- [Testo fornito]:
Ha scritto una recensione a Fiore di fulmine 11 mesi fa

L'avvio è buono, poi la narrazione entra in una fase statica che si risolve solo con il secondo snodo, l'arrivo di Nora alla villa nobiliare. Da lì la lettura diventa scorrevole e anche abbastanza coinvolgente, sempre che piaccia il genere. Stiamo parlando di una storia ambientata agli inizi del 1900, ma il punto è un altro: l'autrice la racconta con tutti i topos della narrativa di quell'epoca. Dove i buoni sono buonissimi e i cattivi cattivissimi. C'è la suorina buona e la madre superiora inflessibile. Ci sono le servette buone e la governante perfida. Il classico romanzo d'appendice insomma, in cui l'unico elemento di autentica novità non viene sfruttato in maniera adeguata. In verità, mi è persino sorto il dubbio che la stesura originale dell'autrice non fosse così carente sul lato oscuro di Nora, la sua capacità di comunicare con l'aldilà. Mi è sorto il dubbio che la vicenda sia stata edulcorata in fase di editing, facendola sfociare in una storia a lieto fine, dove i cattivi pagano, i buoni vincono su tutta la linea e l'amore trionfa persino sul soprannaturale. Basti pensare che la pelle di Nora si scalda...e perché mai?
Peccato, perché l'autrice scrive decisamente bene, e almeno su questo il romanzo non cede alle mode attuali, mantenendo sempre un livello linguistico e stilistico più che buono.

- [Dati forniti]:
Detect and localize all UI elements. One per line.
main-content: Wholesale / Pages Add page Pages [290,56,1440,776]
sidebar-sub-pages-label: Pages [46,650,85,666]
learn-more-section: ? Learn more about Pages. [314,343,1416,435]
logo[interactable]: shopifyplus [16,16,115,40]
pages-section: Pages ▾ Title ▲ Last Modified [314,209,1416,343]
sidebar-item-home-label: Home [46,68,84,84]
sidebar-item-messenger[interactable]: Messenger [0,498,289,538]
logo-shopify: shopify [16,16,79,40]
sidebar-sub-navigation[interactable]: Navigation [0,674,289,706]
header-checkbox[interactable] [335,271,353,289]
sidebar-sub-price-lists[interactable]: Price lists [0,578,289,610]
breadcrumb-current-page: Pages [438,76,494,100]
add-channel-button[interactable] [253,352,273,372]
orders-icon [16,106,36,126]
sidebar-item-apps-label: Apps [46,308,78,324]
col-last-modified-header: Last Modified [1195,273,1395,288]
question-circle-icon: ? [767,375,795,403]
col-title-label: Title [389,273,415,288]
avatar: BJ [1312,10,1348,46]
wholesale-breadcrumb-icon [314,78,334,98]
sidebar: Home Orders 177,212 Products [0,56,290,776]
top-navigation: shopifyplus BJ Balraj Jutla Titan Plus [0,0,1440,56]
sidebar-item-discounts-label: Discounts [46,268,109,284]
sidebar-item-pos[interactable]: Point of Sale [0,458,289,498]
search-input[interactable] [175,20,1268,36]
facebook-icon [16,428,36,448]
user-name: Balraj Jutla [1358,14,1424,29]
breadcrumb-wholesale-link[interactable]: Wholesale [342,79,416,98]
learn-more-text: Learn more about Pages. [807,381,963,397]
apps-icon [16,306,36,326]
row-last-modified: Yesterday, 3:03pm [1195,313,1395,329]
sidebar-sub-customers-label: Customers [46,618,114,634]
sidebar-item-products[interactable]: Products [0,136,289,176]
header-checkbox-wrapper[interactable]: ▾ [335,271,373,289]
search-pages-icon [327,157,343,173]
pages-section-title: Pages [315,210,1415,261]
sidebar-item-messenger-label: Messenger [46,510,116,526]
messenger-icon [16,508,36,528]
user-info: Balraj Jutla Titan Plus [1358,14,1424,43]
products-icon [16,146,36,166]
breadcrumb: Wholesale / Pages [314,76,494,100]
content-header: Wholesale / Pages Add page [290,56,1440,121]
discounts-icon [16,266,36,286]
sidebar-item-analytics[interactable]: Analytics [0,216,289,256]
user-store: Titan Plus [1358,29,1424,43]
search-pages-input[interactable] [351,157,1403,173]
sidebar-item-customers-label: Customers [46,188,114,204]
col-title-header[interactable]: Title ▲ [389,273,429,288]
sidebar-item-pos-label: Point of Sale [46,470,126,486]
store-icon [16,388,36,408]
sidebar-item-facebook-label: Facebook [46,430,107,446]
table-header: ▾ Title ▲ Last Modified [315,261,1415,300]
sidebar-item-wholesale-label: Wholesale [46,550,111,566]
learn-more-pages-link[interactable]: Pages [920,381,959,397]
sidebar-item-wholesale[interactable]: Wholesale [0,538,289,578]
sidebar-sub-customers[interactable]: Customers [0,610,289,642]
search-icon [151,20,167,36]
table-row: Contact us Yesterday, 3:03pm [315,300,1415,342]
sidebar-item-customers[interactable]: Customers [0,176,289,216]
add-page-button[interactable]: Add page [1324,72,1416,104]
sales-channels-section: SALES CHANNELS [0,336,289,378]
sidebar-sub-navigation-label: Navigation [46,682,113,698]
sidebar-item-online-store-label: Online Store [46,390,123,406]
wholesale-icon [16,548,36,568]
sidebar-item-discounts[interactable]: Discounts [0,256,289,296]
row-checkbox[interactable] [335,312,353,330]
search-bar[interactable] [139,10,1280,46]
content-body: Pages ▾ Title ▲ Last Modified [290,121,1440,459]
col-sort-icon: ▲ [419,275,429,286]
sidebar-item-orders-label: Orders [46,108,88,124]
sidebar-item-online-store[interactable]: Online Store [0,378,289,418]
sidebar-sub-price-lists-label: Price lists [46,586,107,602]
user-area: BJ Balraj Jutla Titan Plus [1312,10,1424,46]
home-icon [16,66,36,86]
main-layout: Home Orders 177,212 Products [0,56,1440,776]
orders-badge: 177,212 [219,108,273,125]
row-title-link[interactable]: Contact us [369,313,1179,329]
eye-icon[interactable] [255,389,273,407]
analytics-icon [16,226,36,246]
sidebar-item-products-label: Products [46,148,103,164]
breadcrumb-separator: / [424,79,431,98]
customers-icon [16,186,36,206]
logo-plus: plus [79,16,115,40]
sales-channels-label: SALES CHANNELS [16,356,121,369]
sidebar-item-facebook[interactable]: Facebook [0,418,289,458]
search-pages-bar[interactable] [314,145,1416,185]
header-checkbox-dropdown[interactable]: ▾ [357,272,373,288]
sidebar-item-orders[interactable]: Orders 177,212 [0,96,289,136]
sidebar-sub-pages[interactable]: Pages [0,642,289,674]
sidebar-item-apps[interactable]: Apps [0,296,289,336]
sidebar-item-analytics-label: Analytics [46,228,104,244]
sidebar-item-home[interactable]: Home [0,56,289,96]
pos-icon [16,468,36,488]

- [Cosa fare]:
1: Secondo la recensione di Fiore di fulmine, quale evento fa uscire la narrazione dalla sua fase statica?
2: Riporta parola per parola il pezzo della recensione di Fiore di fulmine che parte dalle parole "Peccato, perché l'autrice" e si ferma dopo "più che buono.".
Per svolgere il lavoro i dati non servono.

- [Risposte per compito]:
1: L'arrivo di Nora alla villa nobiliare.

2:
Peccato, perché l'autrice scrive decisamente bene, e almeno su questo il romanzo non cede alle mode attuali, mantenendo sempre un livello linguistico e stilistico più che buono.